■ **Aim of the task**: Write out, precisely and in full, each line of the material.

(Stored records)
↓↓↓
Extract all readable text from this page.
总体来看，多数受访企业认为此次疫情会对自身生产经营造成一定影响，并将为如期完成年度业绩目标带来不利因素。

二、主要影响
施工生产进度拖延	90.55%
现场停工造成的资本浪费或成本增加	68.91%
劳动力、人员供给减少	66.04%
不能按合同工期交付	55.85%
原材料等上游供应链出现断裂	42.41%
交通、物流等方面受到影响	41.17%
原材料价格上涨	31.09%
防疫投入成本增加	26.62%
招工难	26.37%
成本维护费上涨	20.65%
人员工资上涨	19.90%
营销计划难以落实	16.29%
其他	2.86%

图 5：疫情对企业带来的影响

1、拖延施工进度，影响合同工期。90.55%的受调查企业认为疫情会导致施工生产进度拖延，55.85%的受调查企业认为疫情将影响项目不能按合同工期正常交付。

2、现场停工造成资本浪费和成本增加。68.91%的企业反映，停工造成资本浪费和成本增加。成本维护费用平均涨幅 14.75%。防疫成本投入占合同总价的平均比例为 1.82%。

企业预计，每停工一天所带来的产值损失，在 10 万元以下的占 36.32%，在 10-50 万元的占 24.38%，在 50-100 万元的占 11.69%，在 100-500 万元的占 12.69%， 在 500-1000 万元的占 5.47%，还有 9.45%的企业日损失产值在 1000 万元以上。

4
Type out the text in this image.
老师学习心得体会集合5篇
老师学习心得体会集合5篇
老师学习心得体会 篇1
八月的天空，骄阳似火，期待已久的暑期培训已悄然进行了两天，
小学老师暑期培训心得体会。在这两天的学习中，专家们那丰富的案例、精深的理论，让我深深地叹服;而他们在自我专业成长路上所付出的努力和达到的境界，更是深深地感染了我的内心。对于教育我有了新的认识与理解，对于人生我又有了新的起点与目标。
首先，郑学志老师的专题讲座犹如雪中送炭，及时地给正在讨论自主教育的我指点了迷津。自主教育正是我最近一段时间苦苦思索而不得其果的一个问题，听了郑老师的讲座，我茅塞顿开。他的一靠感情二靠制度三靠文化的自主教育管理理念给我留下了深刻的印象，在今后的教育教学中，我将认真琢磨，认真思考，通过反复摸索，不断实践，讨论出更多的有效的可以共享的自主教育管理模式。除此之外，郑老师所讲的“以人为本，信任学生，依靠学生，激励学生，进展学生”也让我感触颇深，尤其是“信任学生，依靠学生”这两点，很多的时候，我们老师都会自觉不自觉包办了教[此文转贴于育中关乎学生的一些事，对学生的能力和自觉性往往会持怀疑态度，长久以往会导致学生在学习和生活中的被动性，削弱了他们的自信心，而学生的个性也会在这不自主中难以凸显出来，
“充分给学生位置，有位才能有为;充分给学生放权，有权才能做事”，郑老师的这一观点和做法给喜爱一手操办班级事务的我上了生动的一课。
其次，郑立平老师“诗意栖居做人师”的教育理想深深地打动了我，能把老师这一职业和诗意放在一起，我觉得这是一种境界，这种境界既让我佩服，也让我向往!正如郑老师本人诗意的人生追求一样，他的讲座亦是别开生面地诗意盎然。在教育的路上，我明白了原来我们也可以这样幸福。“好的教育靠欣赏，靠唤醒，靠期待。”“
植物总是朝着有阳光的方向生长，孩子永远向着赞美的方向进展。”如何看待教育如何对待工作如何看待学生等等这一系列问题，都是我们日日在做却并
↑↑↑
■ **Written response**:
Extract all readable text from this page.
总体来看，多数受访企业认为此次疫情会对自身生产经营造成一定影响，并将为如期完成年度业绩目标带来不利因素。

二、主要影响
施工生产进度拖延	90.55%
现场停工造成的资本浪费或成本增加	68.91%
劳动力、人员供给减少	66.04%
不能按合同工期交付	55.85%
原材料等上游供应链出现断裂	42.41%
交通、物流等方面受到影响	41.17%
原材料价格上涨	31.09%
防疫投入成本增加	26.62%
招工难	26.37%
成本维护费上涨	20.65%
人员工资上涨	19.90%
营销计划难以落实	16.29%
其他	2.86%

图 5：疫情对企业带来的影响

1、拖延施工进度，影响合同工期。90.55%的受调查企业认为疫情会导致施工生产进度拖延，55.85%的受调查企业认为疫情将影响项目不能按合同工期正常交付。

2、现场停工造成资本浪费和成本增加。68.91%的企业反映，停工造成资本浪费和成本增加。成本维护费用平均涨幅 14.75%。防疫成本投入占合同总价的平均比例为 1.82%。

企业预计，每停工一天所带来的产值损失，在 10 万元以下的占 36.32%，在 10-50 万元的占 24.38%，在 50-100 万元的占 11.69%，在 100-500 万元的占 12.69%， 在 500-1000 万元的占 5.47%，还有 9.45%的企业日损失产值在 1000 万元以上。

4
Type out the text in this image.
老师学习心得体会集合5篇
老师学习心得体会集合5篇
老师学习心得体会 篇1
八月的天空，骄阳似火，期待已久的暑期培训已悄然进行了两天，
小学老师暑期培训心得体会。在这两天的学习中，专家们那丰富的案例、精深的理论，让我深深地叹服;而他们在自我专业成长路上所付出的努力和达到的境界，更是深深地感染了我的内心。对于教育我有了新的认识与理解，对于人生我又有了新的起点与目标。
首先，郑学志老师的专题讲座犹如雪中送炭，及时地给正在讨论自主教育的我指点了迷津。自主教育正是我最近一段时间苦苦思索而不得其果的一个问题，听了郑老师的讲座，我茅塞顿开。他的一靠感情二靠制度三靠文化的自主教育管理理念给我留下了深刻的印象，在今后的教育教学中，我将认真琢磨，认真思考，通过反复摸索，不断实践，讨论出更多的有效的可以共享的自主教育管理模式。除此之外，郑老师所讲的“以人为本，信任学生，依靠学生，激励学生，进展学生”也让我感触颇深，尤其是“信任学生，依靠学生”这两点，很多的时候，我们老师都会自觉不自觉包办了教[此文转贴于育中关乎学生的一些事，对学生的能力和自觉性往往会持怀疑态度，长久以往会导致学生在学习和生活中的被动性，削弱了他们的自信心，而学生的个性也会在这不自主中难以凸显出来，
“充分给学生位置，有位才能有为;充分给学生放权，有权才能做事”，郑老师的这一观点和做法给喜爱一手操办班级事务的我上了生动的一课。
其次，郑立平老师“诗意栖居做人师”的教育理想深深地打动了我，能把老师这一职业和诗意放在一起，我觉得这是一种境界，这种境界既让我佩服，也让我向往!正如郑老师本人诗意的人生追求一样，他的讲座亦是别开生面地诗意盎然。在教育的路上，我明白了原来我们也可以这样幸福。“好的教育靠欣赏，靠唤醒，靠期待。”“
植物总是朝着有阳光的方向生长，孩子永远向着赞美的方向进展。”如何看待教育如何对待工作如何看待学生等等这一系列问题，都是我们日日在做却并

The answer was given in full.